▶ [EXERCISE INSTRUCTIONS]: Collect all lines from the records below that include the word "this".

▶ [ROWS]:
## BEGIN

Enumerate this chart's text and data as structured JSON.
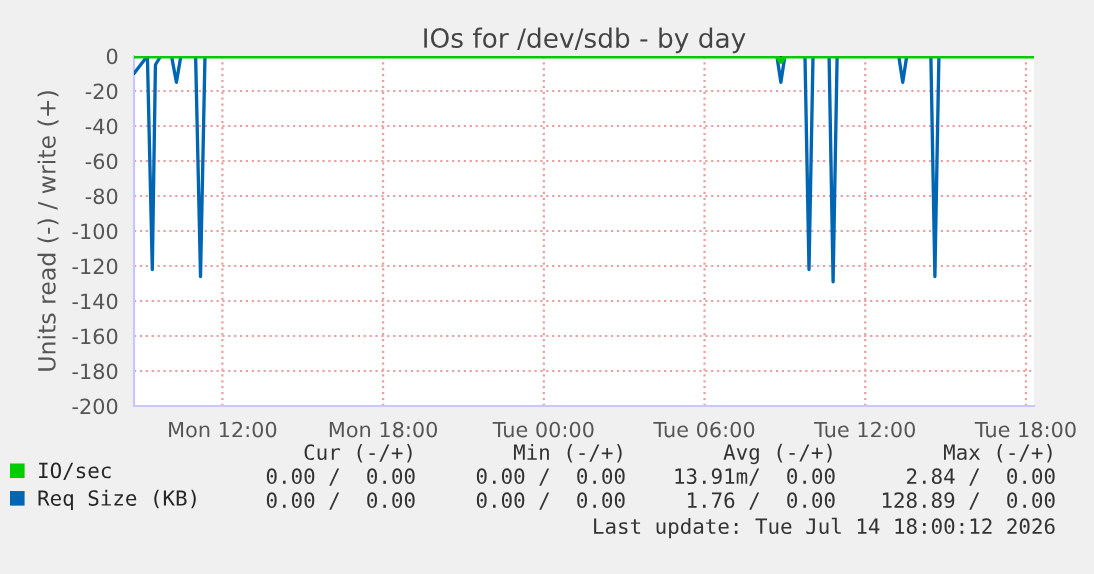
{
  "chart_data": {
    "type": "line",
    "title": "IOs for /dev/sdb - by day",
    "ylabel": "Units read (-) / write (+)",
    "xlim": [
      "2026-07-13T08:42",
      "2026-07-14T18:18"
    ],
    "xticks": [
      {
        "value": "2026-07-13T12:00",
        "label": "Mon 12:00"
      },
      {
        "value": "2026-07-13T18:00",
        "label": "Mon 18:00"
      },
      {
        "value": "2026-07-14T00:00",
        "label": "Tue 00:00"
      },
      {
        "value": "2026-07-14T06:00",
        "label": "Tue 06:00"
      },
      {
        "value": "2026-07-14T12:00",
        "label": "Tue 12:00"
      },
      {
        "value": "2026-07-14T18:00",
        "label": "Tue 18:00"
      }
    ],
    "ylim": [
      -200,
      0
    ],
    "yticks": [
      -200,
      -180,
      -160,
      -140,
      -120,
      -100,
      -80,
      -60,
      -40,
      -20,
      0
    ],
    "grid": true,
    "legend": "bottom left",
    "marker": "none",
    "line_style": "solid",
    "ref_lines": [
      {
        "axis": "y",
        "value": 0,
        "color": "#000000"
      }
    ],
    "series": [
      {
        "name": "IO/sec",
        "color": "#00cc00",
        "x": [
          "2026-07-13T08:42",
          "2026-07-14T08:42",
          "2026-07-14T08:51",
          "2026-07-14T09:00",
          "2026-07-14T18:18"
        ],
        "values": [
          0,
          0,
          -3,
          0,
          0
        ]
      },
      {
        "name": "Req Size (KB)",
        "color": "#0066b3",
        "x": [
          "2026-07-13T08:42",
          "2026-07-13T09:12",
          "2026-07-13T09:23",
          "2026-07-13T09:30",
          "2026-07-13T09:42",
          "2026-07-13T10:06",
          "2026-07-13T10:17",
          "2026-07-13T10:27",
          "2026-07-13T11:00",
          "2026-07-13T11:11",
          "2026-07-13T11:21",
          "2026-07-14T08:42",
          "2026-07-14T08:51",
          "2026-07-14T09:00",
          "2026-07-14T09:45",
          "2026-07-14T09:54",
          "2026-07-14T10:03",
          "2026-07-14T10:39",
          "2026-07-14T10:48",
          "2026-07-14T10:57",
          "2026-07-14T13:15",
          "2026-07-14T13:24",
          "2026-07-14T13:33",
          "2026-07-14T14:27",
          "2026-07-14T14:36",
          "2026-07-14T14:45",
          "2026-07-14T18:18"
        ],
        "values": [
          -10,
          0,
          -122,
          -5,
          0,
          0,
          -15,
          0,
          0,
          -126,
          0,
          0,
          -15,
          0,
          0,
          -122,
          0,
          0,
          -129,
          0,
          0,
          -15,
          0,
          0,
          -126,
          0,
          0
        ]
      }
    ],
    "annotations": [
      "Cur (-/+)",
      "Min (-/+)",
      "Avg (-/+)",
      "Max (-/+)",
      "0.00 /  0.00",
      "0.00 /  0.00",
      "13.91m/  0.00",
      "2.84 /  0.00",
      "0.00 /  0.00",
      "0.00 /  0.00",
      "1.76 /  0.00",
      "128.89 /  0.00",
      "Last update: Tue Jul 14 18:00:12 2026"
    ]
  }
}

## END
## BEGIN

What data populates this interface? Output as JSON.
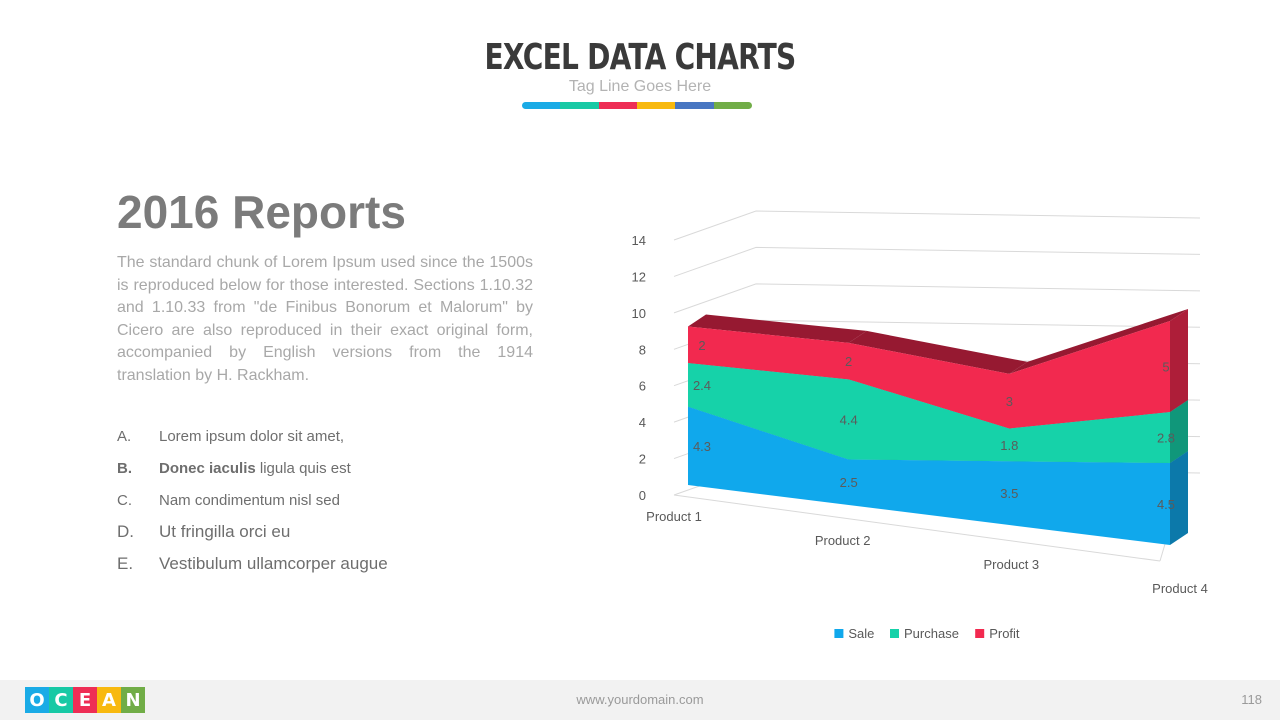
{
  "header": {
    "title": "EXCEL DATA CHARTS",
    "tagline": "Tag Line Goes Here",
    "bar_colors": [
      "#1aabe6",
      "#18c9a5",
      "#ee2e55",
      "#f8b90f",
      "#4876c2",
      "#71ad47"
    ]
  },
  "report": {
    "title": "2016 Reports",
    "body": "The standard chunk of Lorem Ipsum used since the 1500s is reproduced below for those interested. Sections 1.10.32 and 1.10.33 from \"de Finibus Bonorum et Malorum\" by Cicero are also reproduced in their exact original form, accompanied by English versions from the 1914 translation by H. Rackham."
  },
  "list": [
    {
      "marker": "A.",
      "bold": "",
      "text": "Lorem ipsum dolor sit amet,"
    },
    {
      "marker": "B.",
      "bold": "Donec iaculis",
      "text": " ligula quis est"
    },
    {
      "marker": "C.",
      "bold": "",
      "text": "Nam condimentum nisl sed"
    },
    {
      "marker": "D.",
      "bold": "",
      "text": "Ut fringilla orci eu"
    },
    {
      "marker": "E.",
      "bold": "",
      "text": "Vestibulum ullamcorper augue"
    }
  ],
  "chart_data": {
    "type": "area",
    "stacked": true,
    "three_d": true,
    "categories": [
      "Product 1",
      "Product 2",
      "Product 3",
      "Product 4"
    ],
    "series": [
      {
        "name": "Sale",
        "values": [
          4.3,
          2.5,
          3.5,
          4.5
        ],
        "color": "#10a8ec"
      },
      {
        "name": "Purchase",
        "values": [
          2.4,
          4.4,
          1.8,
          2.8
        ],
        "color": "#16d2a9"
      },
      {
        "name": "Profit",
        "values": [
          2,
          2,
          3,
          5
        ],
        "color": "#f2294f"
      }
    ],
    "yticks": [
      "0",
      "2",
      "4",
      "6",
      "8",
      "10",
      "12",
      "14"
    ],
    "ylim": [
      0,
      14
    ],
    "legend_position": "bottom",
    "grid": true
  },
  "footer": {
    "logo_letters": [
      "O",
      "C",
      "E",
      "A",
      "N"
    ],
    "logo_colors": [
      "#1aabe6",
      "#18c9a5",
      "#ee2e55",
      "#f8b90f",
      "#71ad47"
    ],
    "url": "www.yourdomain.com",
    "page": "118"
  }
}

## END

▶ [ANSWER IN FULL]:
Enumerate this chart's text and data as structured JSON.
What data populates this interface? Output as JSON.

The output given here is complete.